━━ Record list ━━

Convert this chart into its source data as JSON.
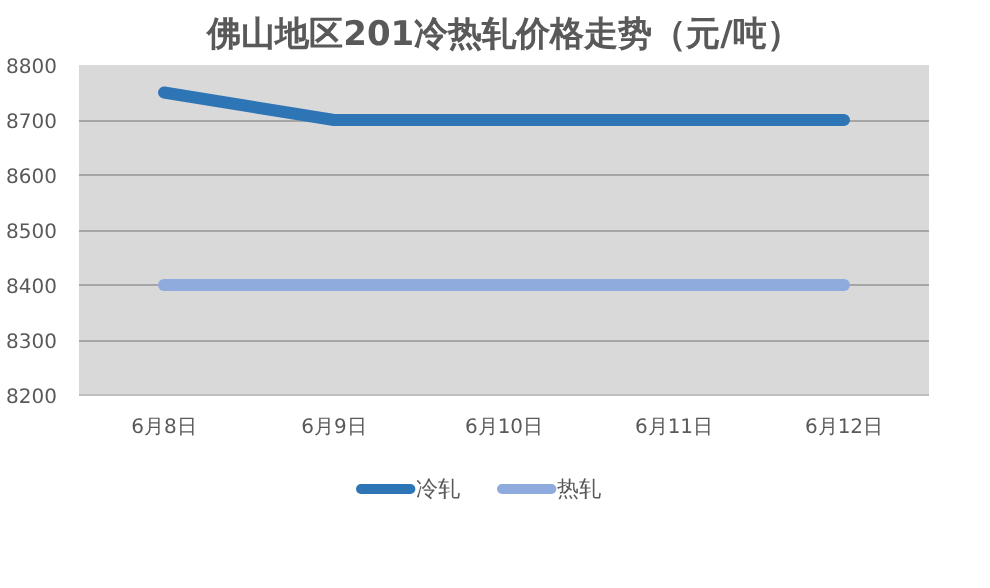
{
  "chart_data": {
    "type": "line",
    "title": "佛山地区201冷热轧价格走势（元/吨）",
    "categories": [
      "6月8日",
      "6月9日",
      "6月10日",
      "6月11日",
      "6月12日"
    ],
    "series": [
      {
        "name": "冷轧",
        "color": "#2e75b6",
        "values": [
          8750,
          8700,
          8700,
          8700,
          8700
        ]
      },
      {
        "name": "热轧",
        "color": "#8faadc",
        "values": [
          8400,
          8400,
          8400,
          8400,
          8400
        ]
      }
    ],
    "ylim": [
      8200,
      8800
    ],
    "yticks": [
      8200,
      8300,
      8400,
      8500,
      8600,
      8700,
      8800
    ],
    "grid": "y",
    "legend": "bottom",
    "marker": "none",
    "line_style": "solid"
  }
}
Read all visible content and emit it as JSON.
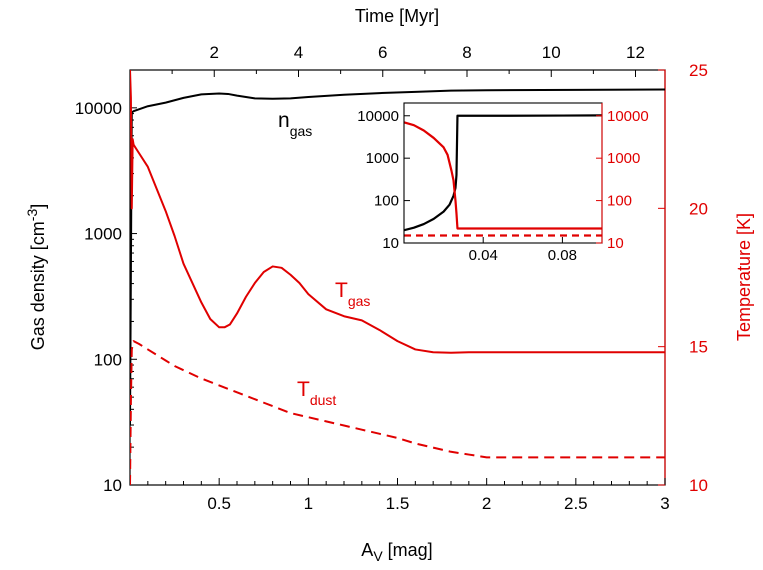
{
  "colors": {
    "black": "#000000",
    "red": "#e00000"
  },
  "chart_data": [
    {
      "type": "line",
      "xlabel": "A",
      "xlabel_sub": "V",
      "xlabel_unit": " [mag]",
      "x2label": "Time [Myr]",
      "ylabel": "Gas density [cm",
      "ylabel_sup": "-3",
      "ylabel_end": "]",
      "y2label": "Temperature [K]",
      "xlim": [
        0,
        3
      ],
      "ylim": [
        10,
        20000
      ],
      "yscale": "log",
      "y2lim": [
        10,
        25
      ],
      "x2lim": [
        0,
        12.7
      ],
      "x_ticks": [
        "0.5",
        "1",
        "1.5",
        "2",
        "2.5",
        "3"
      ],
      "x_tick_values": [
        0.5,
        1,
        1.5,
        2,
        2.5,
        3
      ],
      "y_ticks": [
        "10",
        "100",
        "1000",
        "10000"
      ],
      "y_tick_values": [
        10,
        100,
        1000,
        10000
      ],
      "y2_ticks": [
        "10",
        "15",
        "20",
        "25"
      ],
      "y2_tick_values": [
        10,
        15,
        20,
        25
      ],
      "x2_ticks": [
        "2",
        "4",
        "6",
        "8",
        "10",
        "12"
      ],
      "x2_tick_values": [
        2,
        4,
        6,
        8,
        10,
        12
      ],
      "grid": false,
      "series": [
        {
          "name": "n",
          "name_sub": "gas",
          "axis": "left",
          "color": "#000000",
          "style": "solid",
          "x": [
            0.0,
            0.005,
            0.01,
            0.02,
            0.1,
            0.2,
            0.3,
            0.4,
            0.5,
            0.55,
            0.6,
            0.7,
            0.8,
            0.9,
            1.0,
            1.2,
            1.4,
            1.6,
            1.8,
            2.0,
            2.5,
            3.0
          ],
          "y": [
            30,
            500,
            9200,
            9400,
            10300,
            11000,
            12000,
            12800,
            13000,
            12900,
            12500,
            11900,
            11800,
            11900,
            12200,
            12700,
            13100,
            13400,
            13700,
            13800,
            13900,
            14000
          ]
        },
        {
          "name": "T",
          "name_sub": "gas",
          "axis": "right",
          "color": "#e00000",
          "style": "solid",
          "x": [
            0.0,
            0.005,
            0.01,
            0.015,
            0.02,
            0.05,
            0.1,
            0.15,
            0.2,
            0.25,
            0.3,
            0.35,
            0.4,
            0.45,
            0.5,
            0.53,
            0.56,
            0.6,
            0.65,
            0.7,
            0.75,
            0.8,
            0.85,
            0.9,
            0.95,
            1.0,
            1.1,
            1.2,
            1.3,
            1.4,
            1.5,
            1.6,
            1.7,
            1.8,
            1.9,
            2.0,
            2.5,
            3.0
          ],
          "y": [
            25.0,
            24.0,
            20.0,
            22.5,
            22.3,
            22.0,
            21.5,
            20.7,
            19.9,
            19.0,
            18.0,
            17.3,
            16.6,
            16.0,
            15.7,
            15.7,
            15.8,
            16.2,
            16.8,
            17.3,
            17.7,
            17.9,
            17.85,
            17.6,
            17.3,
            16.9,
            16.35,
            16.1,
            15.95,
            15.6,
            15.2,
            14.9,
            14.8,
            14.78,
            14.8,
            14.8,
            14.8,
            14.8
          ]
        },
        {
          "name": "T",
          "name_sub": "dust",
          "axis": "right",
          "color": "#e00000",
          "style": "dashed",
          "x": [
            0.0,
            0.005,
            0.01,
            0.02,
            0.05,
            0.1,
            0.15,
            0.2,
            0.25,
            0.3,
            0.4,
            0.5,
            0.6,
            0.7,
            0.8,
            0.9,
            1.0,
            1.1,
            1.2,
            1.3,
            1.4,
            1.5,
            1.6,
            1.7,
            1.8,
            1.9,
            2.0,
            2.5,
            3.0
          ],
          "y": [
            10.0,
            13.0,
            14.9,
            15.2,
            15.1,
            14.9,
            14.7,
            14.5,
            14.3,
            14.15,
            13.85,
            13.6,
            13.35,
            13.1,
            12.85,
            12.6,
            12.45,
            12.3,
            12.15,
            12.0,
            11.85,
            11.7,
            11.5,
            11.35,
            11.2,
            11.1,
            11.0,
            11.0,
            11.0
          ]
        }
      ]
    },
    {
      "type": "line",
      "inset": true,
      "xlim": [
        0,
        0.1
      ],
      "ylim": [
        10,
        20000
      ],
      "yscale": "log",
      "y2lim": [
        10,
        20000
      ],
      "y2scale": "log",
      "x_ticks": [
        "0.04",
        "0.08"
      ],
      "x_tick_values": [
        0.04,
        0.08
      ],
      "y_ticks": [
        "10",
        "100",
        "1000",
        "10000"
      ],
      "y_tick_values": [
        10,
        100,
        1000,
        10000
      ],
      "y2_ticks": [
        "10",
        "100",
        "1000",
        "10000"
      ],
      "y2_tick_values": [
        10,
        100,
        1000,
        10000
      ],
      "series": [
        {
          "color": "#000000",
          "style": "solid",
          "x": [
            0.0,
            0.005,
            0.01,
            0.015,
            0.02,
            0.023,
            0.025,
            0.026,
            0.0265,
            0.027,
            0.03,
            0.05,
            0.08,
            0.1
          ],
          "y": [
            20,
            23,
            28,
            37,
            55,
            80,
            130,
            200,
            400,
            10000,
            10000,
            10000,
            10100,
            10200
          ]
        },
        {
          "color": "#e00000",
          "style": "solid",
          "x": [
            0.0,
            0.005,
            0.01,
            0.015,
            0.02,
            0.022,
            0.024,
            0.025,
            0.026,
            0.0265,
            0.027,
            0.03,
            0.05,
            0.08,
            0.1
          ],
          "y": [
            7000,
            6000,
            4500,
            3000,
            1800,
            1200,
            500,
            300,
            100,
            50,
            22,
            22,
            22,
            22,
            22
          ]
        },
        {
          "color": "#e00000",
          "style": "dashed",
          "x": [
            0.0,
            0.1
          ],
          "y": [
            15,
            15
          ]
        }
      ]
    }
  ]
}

━━━

Copy the material shown above in full and exactly. Skip the pictures.

- _Solved exercise_
Convert this chart into its source data as JSON.
{
  "chart_data": {
    "type": "line",
    "title": "佛山地区201冷热轧价格走势（元/吨）",
    "categories": [
      "6月8日",
      "6月9日",
      "6月10日",
      "6月11日",
      "6月12日"
    ],
    "series": [
      {
        "name": "冷轧",
        "color": "#2e75b6",
        "values": [
          8750,
          8700,
          8700,
          8700,
          8700
        ]
      },
      {
        "name": "热轧",
        "color": "#8faadc",
        "values": [
          8400,
          8400,
          8400,
          8400,
          8400
        ]
      }
    ],
    "ylim": [
      8200,
      8800
    ],
    "yticks": [
      8200,
      8300,
      8400,
      8500,
      8600,
      8700,
      8800
    ],
    "grid": "y",
    "legend": "bottom",
    "marker": "none",
    "line_style": "solid"
  }
}
Read all visible content and emit it as JSON.
{
  "colors": {
    "black": "#000000",
    "red": "#e00000"
  },
  "chart_data": [
    {
      "type": "line",
      "xlabel": "A",
      "xlabel_sub": "V",
      "xlabel_unit": " [mag]",
      "x2label": "Time [Myr]",
      "ylabel": "Gas density [cm",
      "ylabel_sup": "-3",
      "ylabel_end": "]",
      "y2label": "Temperature [K]",
      "xlim": [
        0,
        3
      ],
      "ylim": [
        10,
        20000
      ],
      "yscale": "log",
      "y2lim": [
        10,
        25
      ],
      "x2lim": [
        0,
        12.7
      ],
      "x_ticks": [
        "0.5",
        "1",
        "1.5",
        "2",
        "2.5",
        "3"
      ],
      "x_tick_values": [
        0.5,
        1,
        1.5,
        2,
        2.5,
        3
      ],
      "y_ticks": [
        "10",
        "100",
        "1000",
        "10000"
      ],
      "y_tick_values": [
        10,
        100,
        1000,
        10000
      ],
      "y2_ticks": [
        "10",
        "15",
        "20",
        "25"
      ],
      "y2_tick_values": [
        10,
        15,
        20,
        25
      ],
      "x2_ticks": [
        "2",
        "4",
        "6",
        "8",
        "10",
        "12"
      ],
      "x2_tick_values": [
        2,
        4,
        6,
        8,
        10,
        12
      ],
      "grid": false,
      "series": [
        {
          "name": "n",
          "name_sub": "gas",
          "axis": "left",
          "color": "#000000",
          "style": "solid",
          "x": [
            0.0,
            0.005,
            0.01,
            0.02,
            0.1,
            0.2,
            0.3,
            0.4,
            0.5,
            0.55,
            0.6,
            0.7,
            0.8,
            0.9,
            1.0,
            1.2,
            1.4,
            1.6,
            1.8,
            2.0,
            2.5,
            3.0
          ],
          "y": [
            30,
            500,
            9200,
            9400,
            10300,
            11000,
            12000,
            12800,
            13000,
            12900,
            12500,
            11900,
            11800,
            11900,
            12200,
            12700,
            13100,
            13400,
            13700,
            13800,
            13900,
            14000
          ]
        },
        {
          "name": "T",
          "name_sub": "gas",
          "axis": "right",
          "color": "#e00000",
          "style": "solid",
          "x": [
            0.0,
            0.005,
            0.01,
            0.015,
            0.02,
            0.05,
            0.1,
            0.15,
            0.2,
            0.25,
            0.3,
            0.35,
            0.4,
            0.45,
            0.5,
            0.53,
            0.56,
            0.6,
            0.65,
            0.7,
            0.75,
            0.8,
            0.85,
            0.9,
            0.95,
            1.0,
            1.1,
            1.2,
            1.3,
            1.4,
            1.5,
            1.6,
            1.7,
            1.8,
            1.9,
            2.0,
            2.5,
            3.0
          ],
          "y": [
            25.0,
            24.0,
            20.0,
            22.5,
            22.3,
            22.0,
            21.5,
            20.7,
            19.9,
            19.0,
            18.0,
            17.3,
            16.6,
            16.0,
            15.7,
            15.7,
            15.8,
            16.2,
            16.8,
            17.3,
            17.7,
            17.9,
            17.85,
            17.6,
            17.3,
            16.9,
            16.35,
            16.1,
            15.95,
            15.6,
            15.2,
            14.9,
            14.8,
            14.78,
            14.8,
            14.8,
            14.8,
            14.8
          ]
        },
        {
          "name": "T",
          "name_sub": "dust",
          "axis": "right",
          "color": "#e00000",
          "style": "dashed",
          "x": [
            0.0,
            0.005,
            0.01,
            0.02,
            0.05,
            0.1,
            0.15,
            0.2,
            0.25,
            0.3,
            0.4,
            0.5,
            0.6,
            0.7,
            0.8,
            0.9,
            1.0,
            1.1,
            1.2,
            1.3,
            1.4,
            1.5,
            1.6,
            1.7,
            1.8,
            1.9,
            2.0,
            2.5,
            3.0
          ],
          "y": [
            10.0,
            13.0,
            14.9,
            15.2,
            15.1,
            14.9,
            14.7,
            14.5,
            14.3,
            14.15,
            13.85,
            13.6,
            13.35,
            13.1,
            12.85,
            12.6,
            12.45,
            12.3,
            12.15,
            12.0,
            11.85,
            11.7,
            11.5,
            11.35,
            11.2,
            11.1,
            11.0,
            11.0,
            11.0
          ]
        }
      ]
    },
    {
      "type": "line",
      "inset": true,
      "xlim": [
        0,
        0.1
      ],
      "ylim": [
        10,
        20000
      ],
      "yscale": "log",
      "y2lim": [
        10,
        20000
      ],
      "y2scale": "log",
      "x_ticks": [
        "0.04",
        "0.08"
      ],
      "x_tick_values": [
        0.04,
        0.08
      ],
      "y_ticks": [
        "10",
        "100",
        "1000",
        "10000"
      ],
      "y_tick_values": [
        10,
        100,
        1000,
        10000
      ],
      "y2_ticks": [
        "10",
        "100",
        "1000",
        "10000"
      ],
      "y2_tick_values": [
        10,
        100,
        1000,
        10000
      ],
      "series": [
        {
          "color": "#000000",
          "style": "solid",
          "x": [
            0.0,
            0.005,
            0.01,
            0.015,
            0.02,
            0.023,
            0.025,
            0.026,
            0.0265,
            0.027,
            0.03,
            0.05,
            0.08,
            0.1
          ],
          "y": [
            20,
            23,
            28,
            37,
            55,
            80,
            130,
            200,
            400,
            10000,
            10000,
            10000,
            10100,
            10200
          ]
        },
        {
          "color": "#e00000",
          "style": "solid",
          "x": [
            0.0,
            0.005,
            0.01,
            0.015,
            0.02,
            0.022,
            0.024,
            0.025,
            0.026,
            0.0265,
            0.027,
            0.03,
            0.05,
            0.08,
            0.1
          ],
          "y": [
            7000,
            6000,
            4500,
            3000,
            1800,
            1200,
            500,
            300,
            100,
            50,
            22,
            22,
            22,
            22,
            22
          ]
        },
        {
          "color": "#e00000",
          "style": "dashed",
          "x": [
            0.0,
            0.1
          ],
          "y": [
            15,
            15
          ]
        }
      ]
    }
  ]
}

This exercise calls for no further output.